* **FRAGMENTO DE TEXTO**
▼

Sin embargo, abogar por más ciencias sociales no era tan simple. ¿Qué concepción del derecho estaremos movilizando cuándo llevemos a cabo este tipo de investigaciones en ciencias sociales? Diferentes textos discutieron en qué medida los estudios sociojurídicos debían ser conductistas, interpretativistas o positivistas; si debían concebir el derecho como algo construido socialmente o como un medio para alcanzar un fin, el cual sería nada más y nada menos que el orden social. Estas tensiones van a acompañar los distintos trabajos que, sin embargo, concuerdan con que la idea de un “ordenamiento jurídico” —tan querida para los juristas— es una ficción. En un artículo que adquirió con el tiempo un carácter programático, Trubek (1984) enumeró algunas ideas respecto a la definición del derecho que los estudios sociojurídicos debían asumir. Explica que, aunque exista un conjunto vasto y complejo de principios susceptibles de ser llamados “la doctrina” que se enseñen como tales en las universidades, el derecho no es ni un sistema ni cubre todas las situaciones posibles, pues no existe una visión única, coherente ni predecible de las relaciones humanas. No existiría tampoco una forma neutral ni autónoma de razonamiento jurídico ni es posible suponer que siempre —ni siquiera frecuentemente— el derecho, entre muchos otros factores, sea lo que más determina el comportamiento de las personas. De hecho, la creencia misma en que el sistema jurídico que existe es lo más justo y eficiente posible dentro de las circunstancias, responde a una “falsa legitimación” (Gordon, 1984).

Así, al asumir un compromiso con los estudios empíricos, con métodos y perspectivas externos a este (Friedman, 1986) y, por lo tanto, a una concepción empirista, la inclusión de las ciencias sociales permitió desmontar una serie de creencias respecto al derecho. Al observar el funcionamiento de tribunales, las conversaciones entre abogados y sus clientes y, en general, lo que hacían las personas con lo que ellas consideraban era y hacía el derecho fue posible constatar, entre otras cosas, que el derecho no se aplica a todos por igual, que los actores que aplican la ley tienen un gran margen de maniobra, que muchas de las acciones de justicia son creadas por actores privados con intereses propios, que las personas no resuelven únicamente sus conflictos a través del derecho y que la influencia del derecho en la sociedad norteamericana es indirecta, sutil y ambigua (Macaulay, 1984). Por supuesto, una de las tensiones que emergió respecto al énfasis empirista de este tipo de estudios fue precisamente su capacidad crítica, pues existiría una oposición entre ambos, la que se resolvió proponiendo una especie de “empirismo crítico” (Trubek & Esser, 1989), positivista en el sentido del compromiso con la idea de que el derecho es, después de todo, un hecho social, pero no positivista en el sentido de que su conocimiento llevaría necesariamente a la identificación de reglas de comportamiento de la sociedad, incluidas aquéllas que darían cuenta de una evolución considerada normativamente deseable.

▲

* **MATERIAL PROPORCIONADO**
▼

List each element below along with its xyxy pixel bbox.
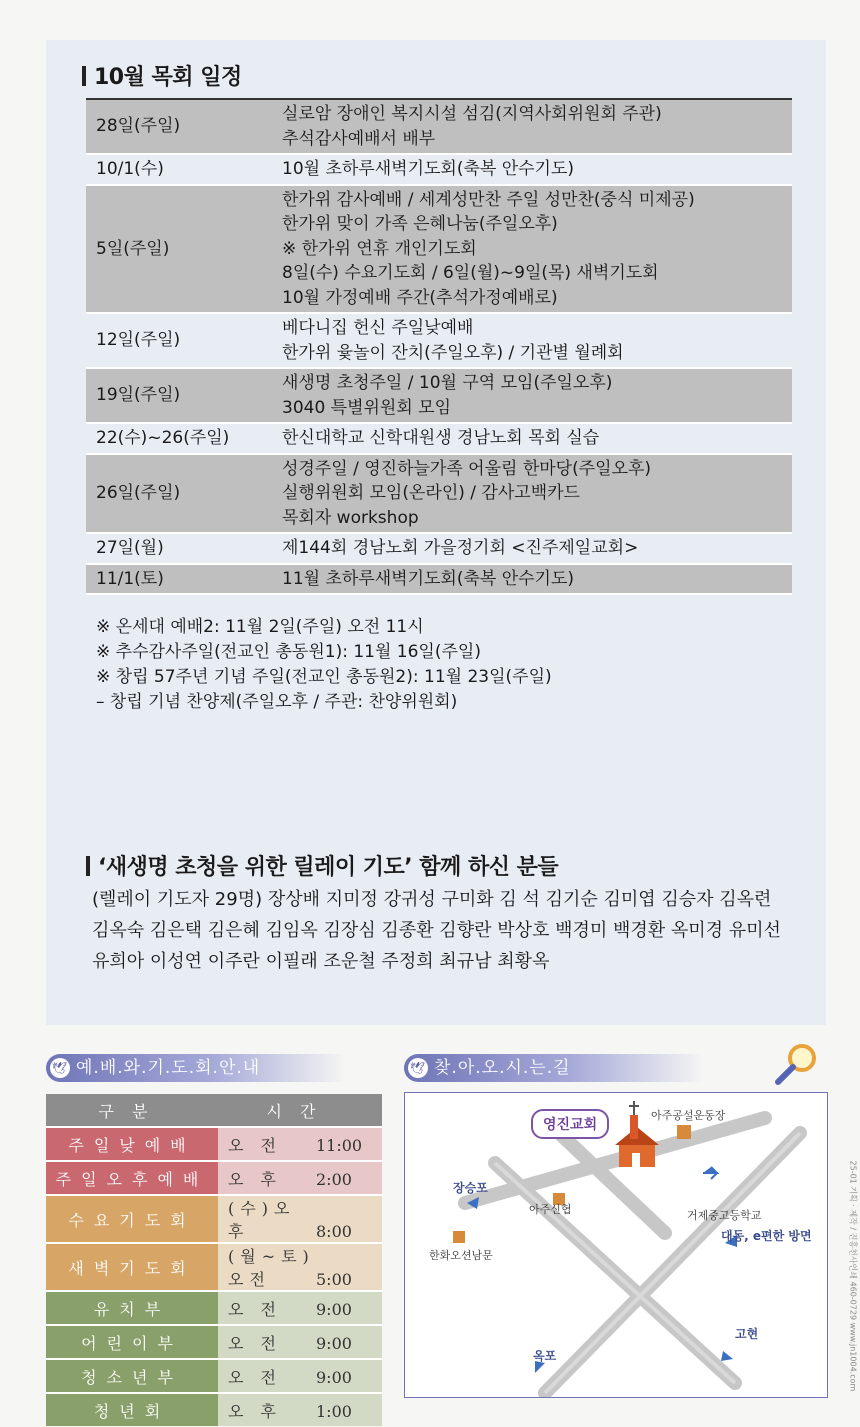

▲

* **REQUISITOS DE LA TAREA**
En el fragmento sobre los estudios sociojurídicos, ¿qué propuesta resolvió la tensión entre el énfasis empirista de esos estudios y su capacidad crítica?

* **SOLUCIÓN DEL PROBLEMA**
Se resolvió proponiendo una especie de "empirismo crítico" (Trubek & Esser, 1989).